------ Information provided ------
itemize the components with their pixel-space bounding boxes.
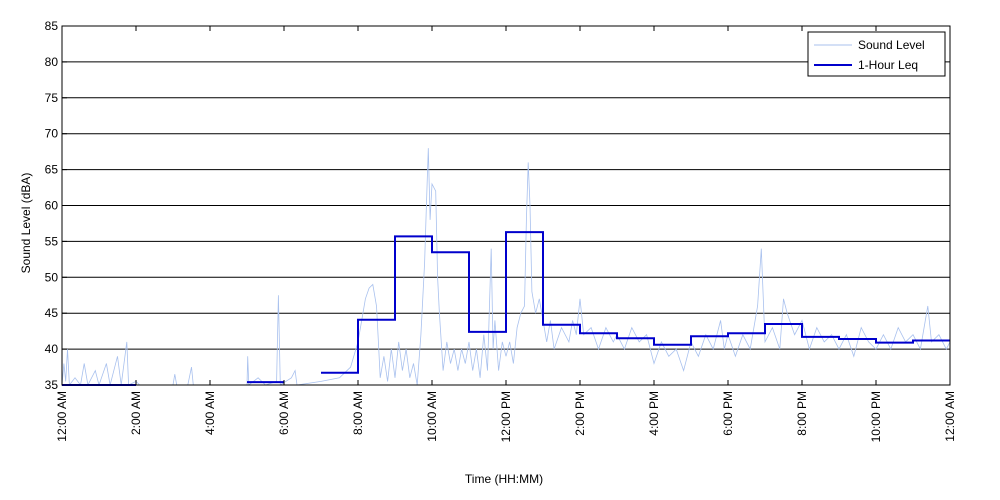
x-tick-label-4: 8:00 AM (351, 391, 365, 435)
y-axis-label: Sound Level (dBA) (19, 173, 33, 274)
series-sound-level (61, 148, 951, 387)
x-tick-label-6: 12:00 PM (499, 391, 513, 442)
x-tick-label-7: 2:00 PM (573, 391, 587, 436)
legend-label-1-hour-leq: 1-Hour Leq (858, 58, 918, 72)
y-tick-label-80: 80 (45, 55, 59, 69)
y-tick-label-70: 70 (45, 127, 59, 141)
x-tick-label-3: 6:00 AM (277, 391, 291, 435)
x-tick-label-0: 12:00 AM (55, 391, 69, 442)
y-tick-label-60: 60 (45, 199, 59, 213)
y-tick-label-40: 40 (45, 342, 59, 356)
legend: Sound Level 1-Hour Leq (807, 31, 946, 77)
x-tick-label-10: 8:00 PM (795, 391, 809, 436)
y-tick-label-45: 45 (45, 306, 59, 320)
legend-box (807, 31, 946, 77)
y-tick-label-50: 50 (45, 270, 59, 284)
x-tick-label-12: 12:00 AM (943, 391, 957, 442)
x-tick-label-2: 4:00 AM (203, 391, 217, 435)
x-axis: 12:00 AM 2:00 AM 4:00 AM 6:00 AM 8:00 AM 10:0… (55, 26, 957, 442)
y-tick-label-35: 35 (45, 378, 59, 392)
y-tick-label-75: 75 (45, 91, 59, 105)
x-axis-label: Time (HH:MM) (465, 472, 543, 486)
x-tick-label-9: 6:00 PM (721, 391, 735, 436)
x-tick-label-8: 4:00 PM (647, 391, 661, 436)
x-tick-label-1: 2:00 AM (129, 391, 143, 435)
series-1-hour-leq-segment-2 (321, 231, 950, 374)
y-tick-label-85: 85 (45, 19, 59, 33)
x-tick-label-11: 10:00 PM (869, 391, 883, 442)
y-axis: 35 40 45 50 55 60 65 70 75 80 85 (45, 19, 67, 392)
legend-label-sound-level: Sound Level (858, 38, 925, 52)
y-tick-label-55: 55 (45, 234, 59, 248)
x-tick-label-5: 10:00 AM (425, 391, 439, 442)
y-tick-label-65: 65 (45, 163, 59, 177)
------
▶ Instructions for the task
Express every line of the entries above as a JSON list of strings, one string per line, leaving out blank lines. Omit the pictures from your answer.

▶ Complete answer
[
  "itemize the components with their pixel-space bounding boxes.",
  "x-tick-label-4: 8:00 AM (351, 391, 365, 435)",
  "y-axis-label: Sound Level (dBA) (19, 173, 33, 274)",
  "series-sound-level (61, 148, 951, 387)",
  "x-tick-label-6: 12:00 PM (499, 391, 513, 442)",
  "x-tick-label-7: 2:00 PM (573, 391, 587, 436)",
  "legend-label-1-hour-leq: 1-Hour Leq (858, 58, 918, 72)",
  "y-tick-label-80: 80 (45, 55, 59, 69)",
  "y-tick-label-70: 70 (45, 127, 59, 141)",
  "x-tick-label-3: 6:00 AM (277, 391, 291, 435)",
  "x-tick-label-0: 12:00 AM (55, 391, 69, 442)",
  "y-tick-label-60: 60 (45, 199, 59, 213)",
  "y-tick-label-40: 40 (45, 342, 59, 356)",
  "legend: Sound Level 1-Hour Leq (807, 31, 946, 77)",
  "x-tick-label-10: 8:00 PM (795, 391, 809, 436)",
  "y-tick-label-45: 45 (45, 306, 59, 320)",
  "legend-box (807, 31, 946, 77)",
  "y-tick-label-50: 50 (45, 270, 59, 284)",
  "x-tick-label-12: 12:00 AM (943, 391, 957, 442)",
  "x-tick-label-2: 4:00 AM (203, 391, 217, 435)",
  "x-axis: 12:00 AM 2:00 AM 4:00 AM 6:00 AM 8:00 AM 10:0… (55, 26, 957, 442)",
  "y-tick-label-35: 35 (45, 378, 59, 392)",
  "y-tick-label-75: 75 (45, 91, 59, 105)",
  "x-axis-label: Time (HH:MM) (465, 472, 543, 486)",
  "x-tick-label-9: 6:00 PM (721, 391, 735, 436)",
  "x-tick-label-8: 4:00 PM (647, 391, 661, 436)",
  "x-tick-label-1: 2:00 AM (129, 391, 143, 435)",
  "series-1-hour-leq-segment-2 (321, 231, 950, 374)",
  "y-tick-label-85: 85 (45, 19, 59, 33)",
  "x-tick-label-11: 10:00 PM (869, 391, 883, 442)",
  "y-axis: 35 40 45 50 55 60 65 70 75 80 85 (45, 19, 67, 392)",
  "legend-label-sound-level: Sound Level (858, 38, 925, 52)",
  "y-tick-label-55: 55 (45, 234, 59, 248)",
  "x-tick-label-5: 10:00 AM (425, 391, 439, 442)",
  "y-tick-label-65: 65 (45, 163, 59, 177)"
]